Task requirements → Echo back everything from the line containing "table-cell: 9 [568, 226, 673, 252]" down to the line containing "table-cell: 6 [414, 226, 465, 252]", with no changes.

(Annotated region listings)

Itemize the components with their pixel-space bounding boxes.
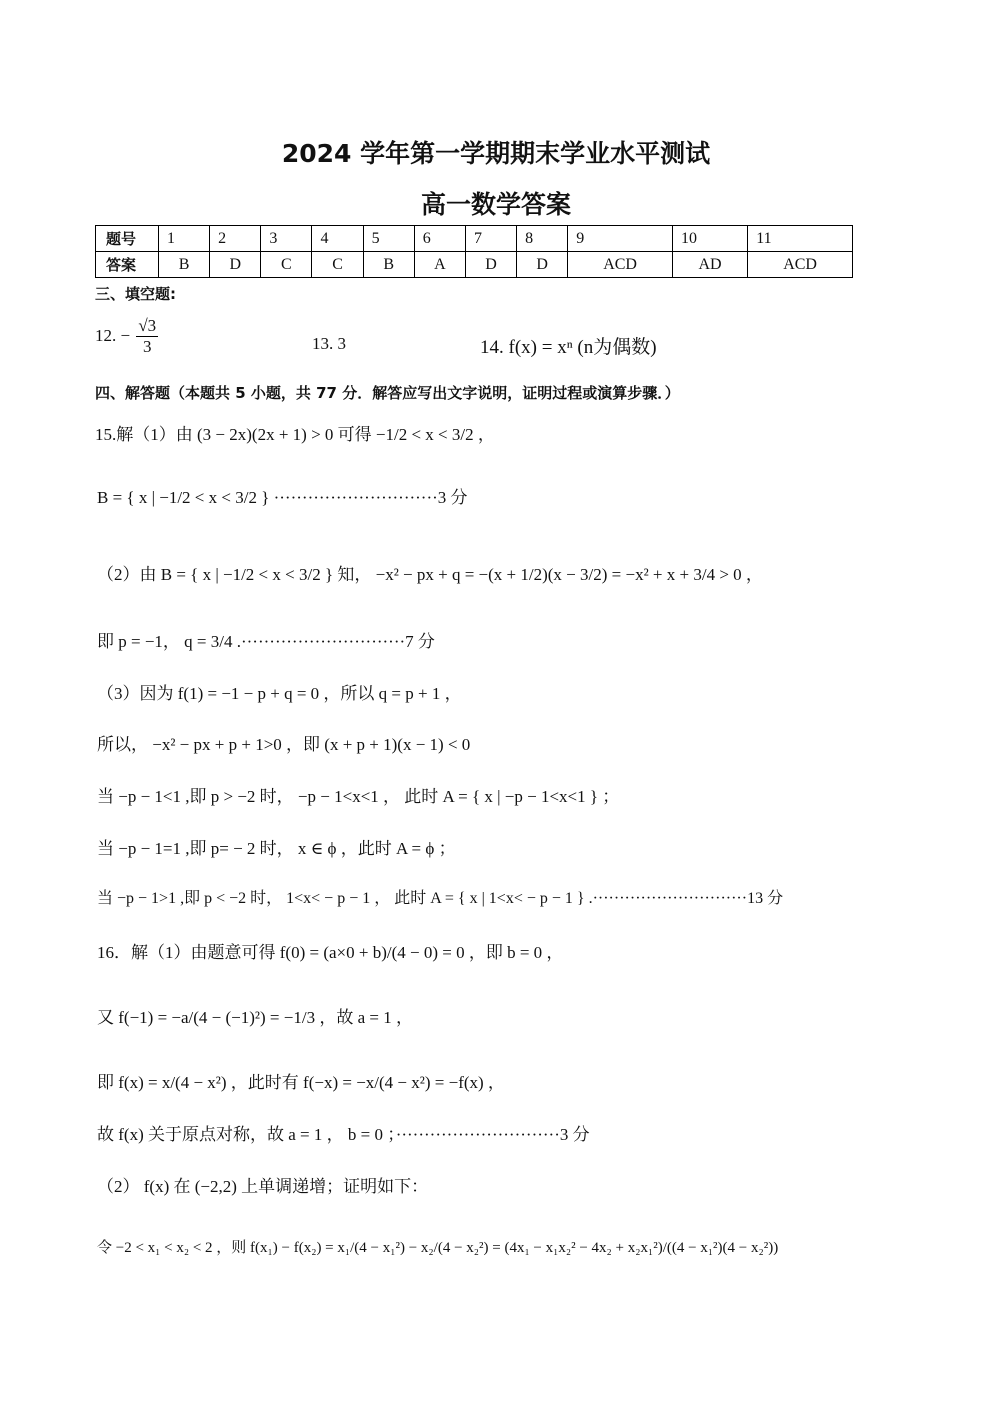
table-cell: 9 [568, 226, 673, 252]
page-title: 2024 学年第一学期期末学业水平测试 [281, 139, 711, 168]
answer-table-row-numbers [96, 226, 853, 252]
solution-line: 即 f(x) = x/(4 − x²) ，此时有 f(−x) = −x/(4 − x²) = −f(x) ， [97, 1073, 505, 1092]
solution-line: 令 −2 < x₁ < x₂ < 2 ，则 f(x₁) − f(x₂) = x₁/(4 − x₁²) − x₂/(4 − x₂²) = (4x₁ − x₁x₂² − 4x₂ + x₂x₁²)/((4 − x₁²)(4 − x₂²)) [97, 1240, 779, 1256]
solution-line: 即 p = −1， q = 3/4 .·····························7 分 [97, 632, 435, 651]
denominator: 3 [143, 337, 152, 357]
section-heading-fill-in: 三、填空题: [95, 285, 176, 303]
table-cell: 5 [363, 226, 414, 252]
answer-table-row-answers [96, 252, 853, 278]
numerator: √3 [136, 316, 158, 337]
table-cell: B [159, 252, 210, 278]
table-cell: 2 [210, 226, 261, 252]
table-cell: D [465, 252, 516, 278]
table-cell: 1 [159, 226, 210, 252]
table-cell: D [517, 252, 568, 278]
solution-line: （3）因为 f(1) = −1 − p + q = 0 ，所以 q = p + 1 ， [97, 684, 462, 703]
table-cell: 6 [414, 226, 465, 252]
table-cell: AD [672, 252, 747, 278]
solution-line: （2）由 B = { x | −1/2 < x < 3/2 } 知， −x² − px + q = −(x + 1/2)(x − 3/2) = −x² + x + 3/4 > 0 ， [97, 565, 763, 584]
solution-line: 15.解（1）由 (3 − 2x)(2x + 1) > 0 可得 −1/2 < x < 3/2 ， [95, 425, 495, 444]
row-label-number: 题号 [96, 226, 159, 252]
solution-line: 当 −p − 1>1 ,即 p < −2 时， 1<x< − p − 1 ， 此时 A = { x | 1<x< − p − 1 } .·····························13 分 [97, 890, 784, 907]
table-cell: 3 [261, 226, 312, 252]
table-cell: B [363, 252, 414, 278]
page-subtitle: 高一数学答案 [420, 190, 571, 219]
table-cell: A [414, 252, 465, 278]
table-cell: 11 [748, 226, 853, 252]
table-cell: 4 [312, 226, 363, 252]
answer-12-prefix: 12. [95, 325, 117, 345]
answer-13: 13. 3 [312, 334, 346, 353]
solution-line: 当 −p − 1<1 ,即 p > −2 时， −p − 1<x<1 ， 此时 A = { x | −p − 1<x<1 } ； [97, 787, 620, 806]
solution-line: 所以， −x² − px + p + 1>0 ，即 (x + p + 1)(x − 1) < 0 [97, 735, 471, 754]
table-cell: D [210, 252, 261, 278]
solution-line: （2） f(x) 在 (−2,2) 上单调递增；证明如下： [97, 1177, 429, 1196]
answer-14: 14. f(x) = xⁿ (n为偶数) [480, 337, 657, 358]
fraction [136, 316, 158, 358]
table-cell: ACD [748, 252, 853, 278]
row-label-answer: 答案 [96, 252, 159, 278]
solution-line: 又 f(−1) = −a/(4 − (−1)²) = −1/3 ，故 a = 1 ， [97, 1008, 413, 1027]
solution-line: B = { x | −1/2 < x < 3/2 } ·····························3 分 [97, 488, 468, 507]
answer-table [95, 225, 853, 278]
solution-line: 16．解（1）由题意可得 f(0) = (a×0 + b)/(4 − 0) = 0 ，即 b = 0 ， [97, 943, 564, 962]
table-cell: 8 [517, 226, 568, 252]
table-cell: 10 [672, 226, 747, 252]
solution-line: 故 f(x) 关于原点对称，故 a = 1 ， b = 0 ；·····························3 分 [97, 1125, 590, 1144]
table-cell: ACD [568, 252, 673, 278]
answer-12: 12. − $\frac{√3}{3}$ [95, 316, 157, 357]
table-cell: 7 [465, 226, 516, 252]
table-cell: C [312, 252, 363, 278]
table-cell: C [261, 252, 312, 278]
solution-line: 当 −p − 1=1 ,即 p= − 2 时， x ∈ ϕ ，此时 A = ϕ ； [97, 839, 456, 858]
section-heading-solutions: 四、解答题（本题共 5 小题，共 77 分．解答应写出文字说明，证明过程或演算步骤．） [95, 384, 680, 402]
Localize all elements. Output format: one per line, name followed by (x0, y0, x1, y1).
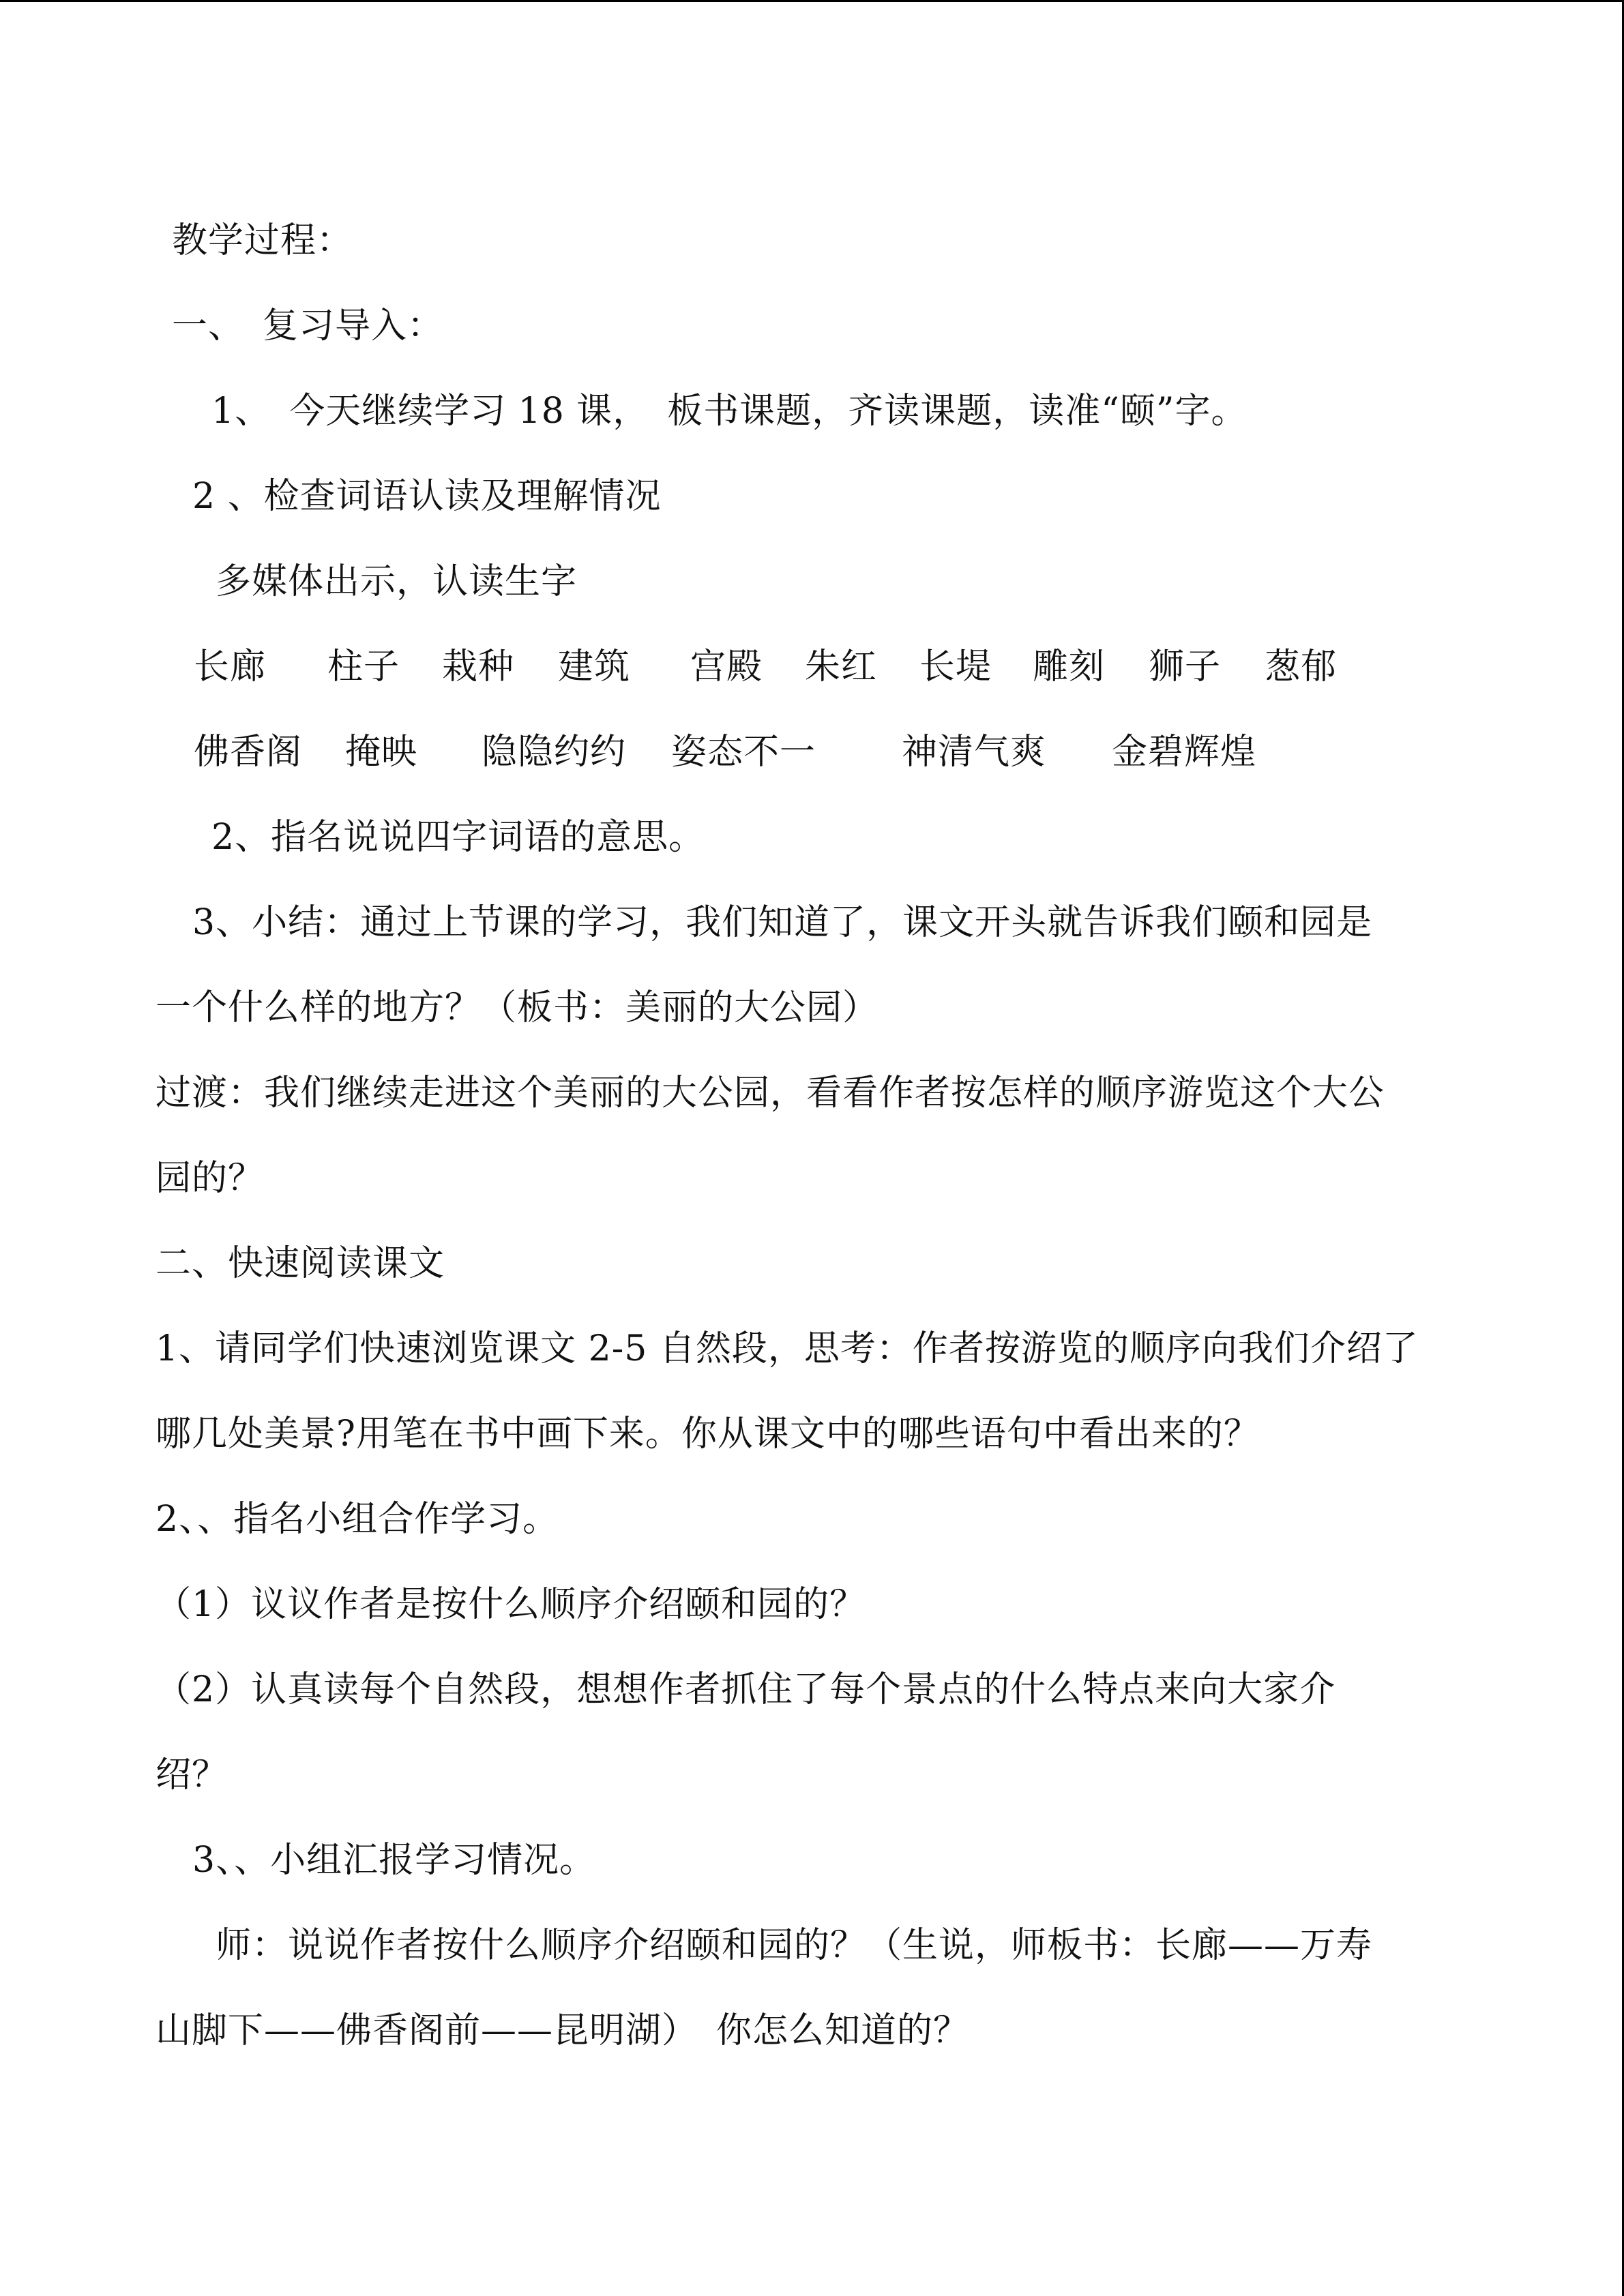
section-2-item-3: 3、、小组汇报学习情况。 (192, 1840, 596, 1881)
vocab-word: 栽种 (442, 646, 515, 687)
media-display-line: 多媒体出示，认读生字 (216, 561, 578, 602)
vocab-word: 宫殿 (690, 646, 763, 687)
teacher-line-1: 师：说说作者按什么顺序介绍颐和园的？（生说，师板书：长廊——万寿 (216, 1925, 1373, 1966)
vocab-word: 隐隐约约 (482, 732, 627, 773)
vocab-row-2 (0, 732, 1624, 773)
section-1-title: 一、 复习导入： (172, 305, 444, 346)
transition-line-2: 园的？ (156, 1158, 265, 1199)
vocab-word: 佛香阁 (194, 732, 303, 773)
vocab-word: 建筑 (558, 646, 631, 687)
section-2-title: 二、快速阅读课文 (156, 1243, 445, 1284)
section-2-item-1-line-2: 哪几处美景?用笔在书中画下来。你从课文中的哪些语句中看出来的？ (156, 1414, 1260, 1455)
vocab-word: 金碧辉煌 (1112, 732, 1257, 773)
section-2-sub-2-line-1: （2）认真读每个自然段，想想作者抓住了每个景点的什么特点来向大家介 (156, 1669, 1336, 1710)
vocab-word: 狮子 (1149, 646, 1222, 687)
heading-teaching-process: 教学过程： (172, 220, 353, 261)
vocab-word: 柱子 (327, 646, 400, 687)
section-2-item-2: 2、、指名小组合作学习。 (156, 1499, 559, 1540)
teacher-line-2: 山脚下——佛香阁前——昆明湖） 你怎么知道的？ (156, 2010, 970, 2051)
vocab-word: 葱郁 (1265, 646, 1338, 687)
transition-line-1: 过渡：我们继续走进这个美丽的大公园，看看作者按怎样的顺序游览这个大公 (156, 1073, 1385, 1114)
vocab-word: 姿态不一 (671, 732, 816, 773)
section-2-sub-1: （1）议议作者是按什么顺序介绍颐和园的？ (156, 1584, 866, 1625)
vocab-word: 神清气爽 (902, 732, 1047, 773)
section-1-item-1: 1、 今天继续学习 18 课， 板书课题，齐读课题，读准“颐”字。 (211, 391, 1247, 432)
vocab-word: 掩映 (345, 732, 418, 773)
section-1-item-2: 2 、检查词语认读及理解情况 (192, 476, 662, 517)
section-1-item-3-line-1: 3、小结：通过上节课的学习，我们知道了，课文开头就告诉我们颐和园是 (192, 902, 1373, 943)
vocab-word: 朱红 (805, 646, 878, 687)
vocab-word: 长廊 (194, 646, 267, 687)
vocab-word: 雕刻 (1033, 646, 1106, 687)
vocab-word: 长堤 (919, 646, 992, 687)
section-2-item-1-line-1: 1、请同学们快速浏览课文 2-5 自然段，思考：作者按游览的顺序向我们介绍了 (156, 1328, 1419, 1369)
section-1-item-3-line-2: 一个什么样的地方？（板书：美丽的大公园） (156, 987, 879, 1028)
section-2-sub-2-line-2: 绍？ (156, 1755, 228, 1795)
vocab-row-1 (0, 646, 1624, 687)
section-1-item-2b: 2、指名说说四字词语的意思。 (211, 817, 705, 858)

Response below →
table-cell: 9 [568, 226, 673, 252]
page-title: 2024 学年第一学期期末学业水平测试 [281, 139, 711, 168]
answer-table-row-numbers [96, 226, 853, 252]
solution-line: 即 f(x) = x/(4 − x²) ，此时有 f(−x) = −x/(4 − x²) = −f(x) ， [97, 1073, 505, 1092]
solution-line: 令 −2 < x₁ < x₂ < 2 ，则 f(x₁) − f(x₂) = x₁/(4 − x₁²) − x₂/(4 − x₂²) = (4x₁ − x₁x₂² − 4x₂ + x₂x₁²)/((4 − x₁²)(4 − x₂²)) [97, 1240, 779, 1256]
solution-line: 即 p = −1， q = 3/4 .·····························7 分 [97, 632, 435, 651]
denominator: 3 [143, 337, 152, 357]
section-heading-fill-in: 三、填空题: [95, 285, 176, 303]
table-cell: 5 [363, 226, 414, 252]
answer-table-row-answers [96, 252, 853, 278]
numerator: √3 [136, 316, 158, 337]
table-cell: B [159, 252, 210, 278]
table-cell: 2 [210, 226, 261, 252]
table-cell: D [465, 252, 516, 278]
table-cell: 1 [159, 226, 210, 252]
table-cell: D [517, 252, 568, 278]
solution-line: （3）因为 f(1) = −1 − p + q = 0 ，所以 q = p + 1 ， [97, 684, 462, 703]
table-cell: 6 [414, 226, 465, 252]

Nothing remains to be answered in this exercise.